Work instructions » Wherever the word "Register" appears in a line, copy that line.

Material supplied »
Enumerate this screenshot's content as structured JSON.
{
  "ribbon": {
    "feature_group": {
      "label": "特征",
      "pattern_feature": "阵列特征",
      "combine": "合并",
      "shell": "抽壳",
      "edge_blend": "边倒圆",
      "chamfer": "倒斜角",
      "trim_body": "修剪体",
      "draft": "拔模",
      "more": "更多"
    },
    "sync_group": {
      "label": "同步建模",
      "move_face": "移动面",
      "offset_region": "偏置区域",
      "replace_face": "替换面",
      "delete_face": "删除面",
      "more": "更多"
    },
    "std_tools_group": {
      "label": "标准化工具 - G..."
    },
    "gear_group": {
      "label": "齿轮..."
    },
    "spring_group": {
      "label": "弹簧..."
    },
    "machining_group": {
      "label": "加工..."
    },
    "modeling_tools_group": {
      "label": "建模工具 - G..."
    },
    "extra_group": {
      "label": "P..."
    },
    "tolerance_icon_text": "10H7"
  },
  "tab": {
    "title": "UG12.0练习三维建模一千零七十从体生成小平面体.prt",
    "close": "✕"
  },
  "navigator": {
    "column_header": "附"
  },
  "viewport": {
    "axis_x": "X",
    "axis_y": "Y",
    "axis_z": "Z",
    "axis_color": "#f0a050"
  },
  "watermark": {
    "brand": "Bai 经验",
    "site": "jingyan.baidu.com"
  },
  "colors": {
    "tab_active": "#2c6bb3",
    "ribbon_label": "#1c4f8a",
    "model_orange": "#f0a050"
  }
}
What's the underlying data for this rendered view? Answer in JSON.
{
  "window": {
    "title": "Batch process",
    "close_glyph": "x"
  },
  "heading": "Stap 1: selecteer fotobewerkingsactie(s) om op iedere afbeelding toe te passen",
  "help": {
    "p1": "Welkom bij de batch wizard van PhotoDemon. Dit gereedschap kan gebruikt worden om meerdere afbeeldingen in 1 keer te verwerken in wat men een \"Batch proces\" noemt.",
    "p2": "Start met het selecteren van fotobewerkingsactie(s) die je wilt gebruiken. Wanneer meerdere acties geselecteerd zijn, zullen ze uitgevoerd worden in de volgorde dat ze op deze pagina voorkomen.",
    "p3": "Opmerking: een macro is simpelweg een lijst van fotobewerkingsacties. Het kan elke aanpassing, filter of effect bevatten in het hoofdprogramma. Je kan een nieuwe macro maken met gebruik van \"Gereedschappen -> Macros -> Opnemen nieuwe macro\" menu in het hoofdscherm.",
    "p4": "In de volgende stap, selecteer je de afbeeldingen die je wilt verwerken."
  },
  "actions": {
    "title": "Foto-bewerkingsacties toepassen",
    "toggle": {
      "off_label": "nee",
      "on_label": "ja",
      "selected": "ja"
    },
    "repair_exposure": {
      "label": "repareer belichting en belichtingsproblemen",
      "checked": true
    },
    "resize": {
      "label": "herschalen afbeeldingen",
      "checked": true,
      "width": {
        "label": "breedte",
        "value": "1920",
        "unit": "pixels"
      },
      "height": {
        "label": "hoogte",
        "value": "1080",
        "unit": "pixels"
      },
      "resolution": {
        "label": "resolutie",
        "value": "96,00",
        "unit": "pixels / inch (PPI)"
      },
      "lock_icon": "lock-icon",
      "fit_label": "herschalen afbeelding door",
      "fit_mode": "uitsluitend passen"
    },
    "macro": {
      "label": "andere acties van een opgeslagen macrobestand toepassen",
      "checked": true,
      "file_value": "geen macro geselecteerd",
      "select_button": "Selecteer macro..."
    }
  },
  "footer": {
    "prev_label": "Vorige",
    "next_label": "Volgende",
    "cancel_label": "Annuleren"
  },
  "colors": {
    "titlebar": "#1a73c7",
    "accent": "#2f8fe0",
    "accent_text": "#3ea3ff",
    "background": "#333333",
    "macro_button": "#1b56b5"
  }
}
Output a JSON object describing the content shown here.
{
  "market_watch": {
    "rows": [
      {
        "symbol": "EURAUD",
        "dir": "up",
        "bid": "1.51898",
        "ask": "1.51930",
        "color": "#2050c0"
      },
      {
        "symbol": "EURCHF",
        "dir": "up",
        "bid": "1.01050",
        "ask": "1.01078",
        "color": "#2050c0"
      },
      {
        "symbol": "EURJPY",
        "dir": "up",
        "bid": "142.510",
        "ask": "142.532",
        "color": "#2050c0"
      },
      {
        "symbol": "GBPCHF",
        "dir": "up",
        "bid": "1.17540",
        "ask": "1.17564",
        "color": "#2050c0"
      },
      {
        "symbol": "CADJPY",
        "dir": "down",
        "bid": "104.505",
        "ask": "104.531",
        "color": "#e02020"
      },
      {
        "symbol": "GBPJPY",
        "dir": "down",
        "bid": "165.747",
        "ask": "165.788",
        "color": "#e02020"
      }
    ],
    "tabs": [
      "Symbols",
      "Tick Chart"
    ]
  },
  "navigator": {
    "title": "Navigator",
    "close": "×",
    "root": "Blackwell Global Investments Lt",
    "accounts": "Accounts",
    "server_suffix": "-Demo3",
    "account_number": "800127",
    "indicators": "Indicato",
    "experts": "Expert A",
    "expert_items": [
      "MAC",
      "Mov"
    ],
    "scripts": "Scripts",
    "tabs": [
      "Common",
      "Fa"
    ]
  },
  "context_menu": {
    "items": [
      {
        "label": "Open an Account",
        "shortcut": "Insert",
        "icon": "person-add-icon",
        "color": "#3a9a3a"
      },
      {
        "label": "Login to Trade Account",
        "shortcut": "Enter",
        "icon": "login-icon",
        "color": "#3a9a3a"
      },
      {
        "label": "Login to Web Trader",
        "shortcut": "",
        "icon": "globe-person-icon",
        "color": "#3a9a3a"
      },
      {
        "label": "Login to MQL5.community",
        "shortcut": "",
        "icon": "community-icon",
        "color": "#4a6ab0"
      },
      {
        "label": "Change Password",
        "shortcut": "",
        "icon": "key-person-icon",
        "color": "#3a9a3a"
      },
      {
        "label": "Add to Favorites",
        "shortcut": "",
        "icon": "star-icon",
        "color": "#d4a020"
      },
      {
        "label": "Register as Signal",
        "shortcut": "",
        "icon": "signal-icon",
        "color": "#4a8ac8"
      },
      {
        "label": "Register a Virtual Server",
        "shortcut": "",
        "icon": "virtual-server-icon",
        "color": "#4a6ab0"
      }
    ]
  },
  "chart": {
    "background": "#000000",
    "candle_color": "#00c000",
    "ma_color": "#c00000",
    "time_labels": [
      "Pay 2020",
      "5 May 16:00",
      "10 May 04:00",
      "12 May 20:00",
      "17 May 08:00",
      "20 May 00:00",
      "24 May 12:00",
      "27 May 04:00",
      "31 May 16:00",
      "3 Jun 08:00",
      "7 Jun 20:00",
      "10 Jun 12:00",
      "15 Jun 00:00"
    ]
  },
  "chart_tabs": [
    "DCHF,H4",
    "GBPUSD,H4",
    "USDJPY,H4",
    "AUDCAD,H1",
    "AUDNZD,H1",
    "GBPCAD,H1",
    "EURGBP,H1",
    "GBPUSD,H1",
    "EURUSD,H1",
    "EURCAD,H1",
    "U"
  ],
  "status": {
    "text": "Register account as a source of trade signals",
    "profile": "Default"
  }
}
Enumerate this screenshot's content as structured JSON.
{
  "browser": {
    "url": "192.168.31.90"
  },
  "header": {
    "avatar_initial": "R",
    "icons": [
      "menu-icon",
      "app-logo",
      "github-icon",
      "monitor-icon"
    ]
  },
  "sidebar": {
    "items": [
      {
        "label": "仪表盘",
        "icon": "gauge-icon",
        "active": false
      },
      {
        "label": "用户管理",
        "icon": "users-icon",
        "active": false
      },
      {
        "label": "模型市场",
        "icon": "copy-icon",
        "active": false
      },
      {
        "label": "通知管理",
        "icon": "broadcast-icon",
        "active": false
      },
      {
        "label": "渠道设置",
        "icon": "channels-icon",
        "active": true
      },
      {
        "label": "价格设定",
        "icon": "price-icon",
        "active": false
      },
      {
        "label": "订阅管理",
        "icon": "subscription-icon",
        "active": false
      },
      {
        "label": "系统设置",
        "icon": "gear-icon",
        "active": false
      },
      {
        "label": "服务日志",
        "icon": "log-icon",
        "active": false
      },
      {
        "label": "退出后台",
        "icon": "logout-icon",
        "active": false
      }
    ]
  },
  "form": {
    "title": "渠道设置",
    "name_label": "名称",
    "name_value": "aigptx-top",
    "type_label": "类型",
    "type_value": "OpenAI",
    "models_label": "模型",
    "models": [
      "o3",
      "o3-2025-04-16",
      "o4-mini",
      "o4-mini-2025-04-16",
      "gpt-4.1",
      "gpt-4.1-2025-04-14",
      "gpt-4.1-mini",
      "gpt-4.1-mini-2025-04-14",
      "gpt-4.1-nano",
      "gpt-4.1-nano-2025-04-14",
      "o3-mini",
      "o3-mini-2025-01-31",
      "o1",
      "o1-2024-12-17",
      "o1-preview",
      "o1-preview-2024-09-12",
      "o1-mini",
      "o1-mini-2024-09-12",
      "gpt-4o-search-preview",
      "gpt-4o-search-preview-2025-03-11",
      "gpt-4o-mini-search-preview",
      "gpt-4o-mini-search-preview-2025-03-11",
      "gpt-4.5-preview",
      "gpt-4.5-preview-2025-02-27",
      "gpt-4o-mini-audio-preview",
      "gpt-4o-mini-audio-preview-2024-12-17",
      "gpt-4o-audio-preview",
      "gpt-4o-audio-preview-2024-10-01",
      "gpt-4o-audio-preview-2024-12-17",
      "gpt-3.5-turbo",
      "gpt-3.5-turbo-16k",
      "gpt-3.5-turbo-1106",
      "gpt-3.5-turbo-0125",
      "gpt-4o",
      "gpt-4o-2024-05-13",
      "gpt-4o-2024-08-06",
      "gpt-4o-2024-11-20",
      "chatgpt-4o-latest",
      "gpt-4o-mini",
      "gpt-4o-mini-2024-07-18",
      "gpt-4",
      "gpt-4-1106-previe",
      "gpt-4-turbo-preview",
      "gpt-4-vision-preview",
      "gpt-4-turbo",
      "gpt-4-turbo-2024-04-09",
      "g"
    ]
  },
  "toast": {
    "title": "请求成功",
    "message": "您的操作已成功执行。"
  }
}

Task output »
        "label": "Register as Signal",
        "label": "Register a Virtual Server",
    "text": "Register account as a source of trade signals",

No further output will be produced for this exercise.